§ **Data for this exercise**
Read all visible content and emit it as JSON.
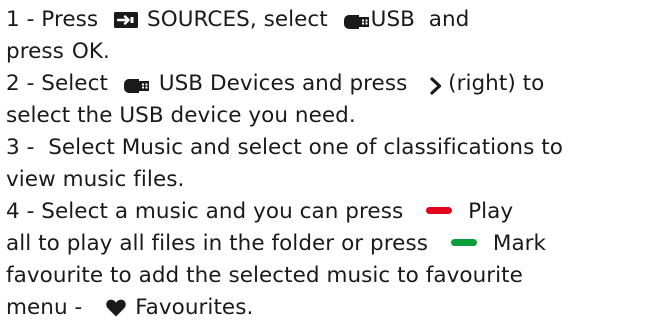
{
  "colors": {
    "text": "#1a1a1a",
    "red_key": "#e3001b",
    "green_key": "#0a9e3a"
  },
  "icons": {
    "sources": "sources-icon",
    "usb": "usb-icon",
    "chevron": "chevron-right-icon",
    "red": "red-key-icon",
    "green": "green-key-icon",
    "heart": "heart-icon"
  },
  "steps": {
    "s1": {
      "line1_pre": "1 -  Press",
      "sources": "SOURCES",
      "mid": ", select",
      "usb": "USB",
      "tail": "  and",
      "line2_pre": "press",
      "ok": "OK",
      "line2_end": "."
    },
    "s2": {
      "pre": "2 -  Select",
      "usb_devices": "USB Devices",
      "mid": " and press ",
      "right": "(right) to",
      "line2": "select the USB device you need."
    },
    "s3": {
      "pre": "3 -  Select ",
      "music": "Music",
      "rest": " and select one of classifications to",
      "line2": "view music files."
    },
    "s4": {
      "pre": "4 -  Select a music and you can press",
      "play": "Play",
      "all": "all",
      "mid": " to play all files in the folder or press",
      "mark": "Mark",
      "favourite": "favourite",
      "rest": " to add the selected music to favourite",
      "menu_pre": "menu -",
      "favourites": "Favourites",
      "end": "."
    }
  }
}
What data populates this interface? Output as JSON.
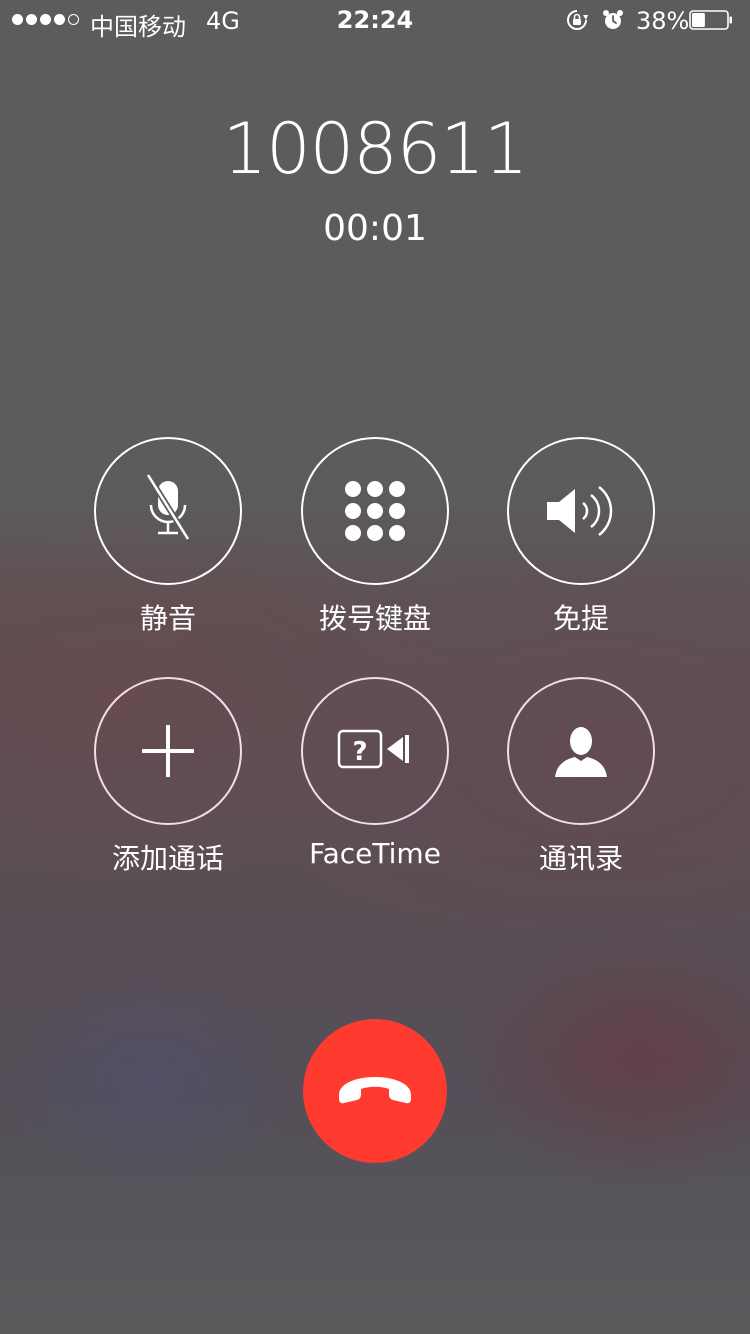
{
  "status_bar": {
    "signal_bars_filled": 4,
    "signal_bars_total": 5,
    "carrier": "中国移动",
    "network": "4G",
    "time": "22:24",
    "battery_percent": "38%",
    "battery_level": 0.38,
    "icons": [
      "rotation-lock-icon",
      "alarm-icon",
      "battery-icon"
    ]
  },
  "call": {
    "number": "1008611",
    "duration": "00:01"
  },
  "controls": {
    "mute": {
      "label": "静音",
      "icon": "microphone-muted-icon"
    },
    "keypad": {
      "label": "拨号键盘",
      "icon": "keypad-icon"
    },
    "speaker": {
      "label": "免提",
      "icon": "speaker-icon"
    },
    "add_call": {
      "label": "添加通话",
      "icon": "plus-icon"
    },
    "facetime": {
      "label": "FaceTime",
      "icon": "facetime-question-icon",
      "icon_text": "?"
    },
    "contacts": {
      "label": "通讯录",
      "icon": "contact-silhouette-icon"
    }
  },
  "end_call": {
    "icon": "hang-up-phone-icon",
    "color": "#ff3b30"
  }
}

§ **Task instructions**
Replicate the material above verbatim; images stay out of the copy.

§ **Expected answer**
Read all visible content and emit it as JSON.
{
  "colors": {
    "text": "#1a1a1a",
    "red_key": "#e3001b",
    "green_key": "#0a9e3a"
  },
  "icons": {
    "sources": "sources-icon",
    "usb": "usb-icon",
    "chevron": "chevron-right-icon",
    "red": "red-key-icon",
    "green": "green-key-icon",
    "heart": "heart-icon"
  },
  "steps": {
    "s1": {
      "line1_pre": "1 -  Press",
      "sources": "SOURCES",
      "mid": ", select",
      "usb": "USB",
      "tail": "  and",
      "line2_pre": "press",
      "ok": "OK",
      "line2_end": "."
    },
    "s2": {
      "pre": "2 -  Select",
      "usb_devices": "USB Devices",
      "mid": " and press ",
      "right": "(right) to",
      "line2": "select the USB device you need."
    },
    "s3": {
      "pre": "3 -  Select ",
      "music": "Music",
      "rest": " and select one of classifications to",
      "line2": "view music files."
    },
    "s4": {
      "pre": "4 -  Select a music and you can press",
      "play": "Play",
      "all": "all",
      "mid": " to play all files in the folder or press",
      "mark": "Mark",
      "favourite": "favourite",
      "rest": " to add the selected music to favourite",
      "menu_pre": "menu -",
      "favourites": "Favourites",
      "end": "."
    }
  }
}
What data populates this interface? Output as JSON.
{
  "status_bar": {
    "signal_bars_filled": 4,
    "signal_bars_total": 5,
    "carrier": "中国移动",
    "network": "4G",
    "time": "22:24",
    "battery_percent": "38%",
    "battery_level": 0.38,
    "icons": [
      "rotation-lock-icon",
      "alarm-icon",
      "battery-icon"
    ]
  },
  "call": {
    "number": "1008611",
    "duration": "00:01"
  },
  "controls": {
    "mute": {
      "label": "静音",
      "icon": "microphone-muted-icon"
    },
    "keypad": {
      "label": "拨号键盘",
      "icon": "keypad-icon"
    },
    "speaker": {
      "label": "免提",
      "icon": "speaker-icon"
    },
    "add_call": {
      "label": "添加通话",
      "icon": "plus-icon"
    },
    "facetime": {
      "label": "FaceTime",
      "icon": "facetime-question-icon",
      "icon_text": "?"
    },
    "contacts": {
      "label": "通讯录",
      "icon": "contact-silhouette-icon"
    }
  },
  "end_call": {
    "icon": "hang-up-phone-icon",
    "color": "#ff3b30"
  }
}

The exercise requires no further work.